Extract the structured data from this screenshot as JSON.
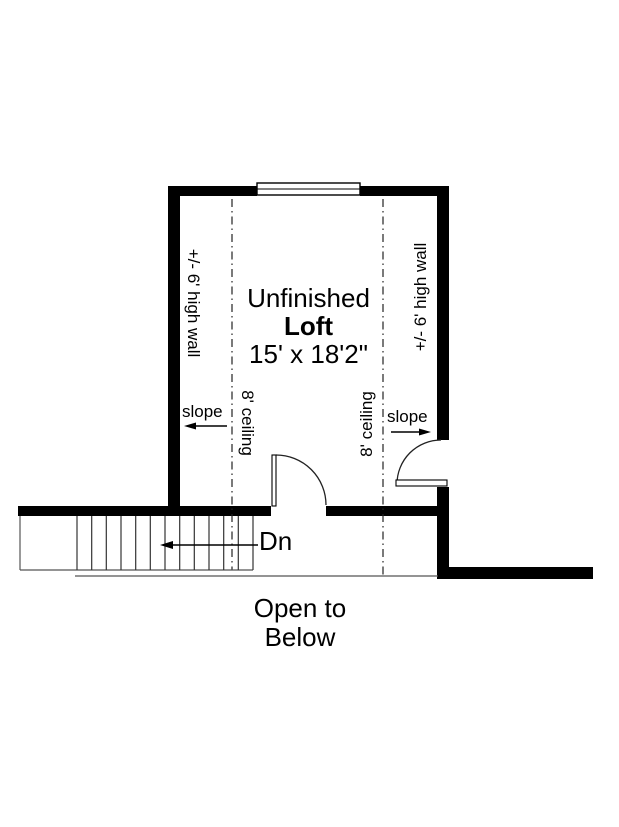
{
  "title": {
    "line1": "Unfinished",
    "line2": "Loft",
    "dimensions": "15' x 18'2\""
  },
  "labels": {
    "wall_height_left": "+/- 6' high wall",
    "wall_height_right": "+/- 6' high wall",
    "ceiling_left": "8' ceiling",
    "ceiling_right": "8' ceiling",
    "slope_left": "slope",
    "slope_right": "slope",
    "stairs_direction": "Dn",
    "open_below_line1": "Open to",
    "open_below_line2": "Below"
  },
  "colors": {
    "wall": "#000000",
    "thin_line": "#555555",
    "tread_line": "#333333",
    "text": "#000000",
    "background": "#ffffff"
  }
}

---*---

# [Exercise description]
Without the pictures, restate all the entries above exactly.

# [Exercise solution]
Extract the structured data from this screenshot as JSON.
{
  "title": {
    "line1": "Unfinished",
    "line2": "Loft",
    "dimensions": "15' x 18'2\""
  },
  "labels": {
    "wall_height_left": "+/- 6' high wall",
    "wall_height_right": "+/- 6' high wall",
    "ceiling_left": "8' ceiling",
    "ceiling_right": "8' ceiling",
    "slope_left": "slope",
    "slope_right": "slope",
    "stairs_direction": "Dn",
    "open_below_line1": "Open to",
    "open_below_line2": "Below"
  },
  "colors": {
    "wall": "#000000",
    "thin_line": "#555555",
    "tread_line": "#333333",
    "text": "#000000",
    "background": "#ffffff"
  }
}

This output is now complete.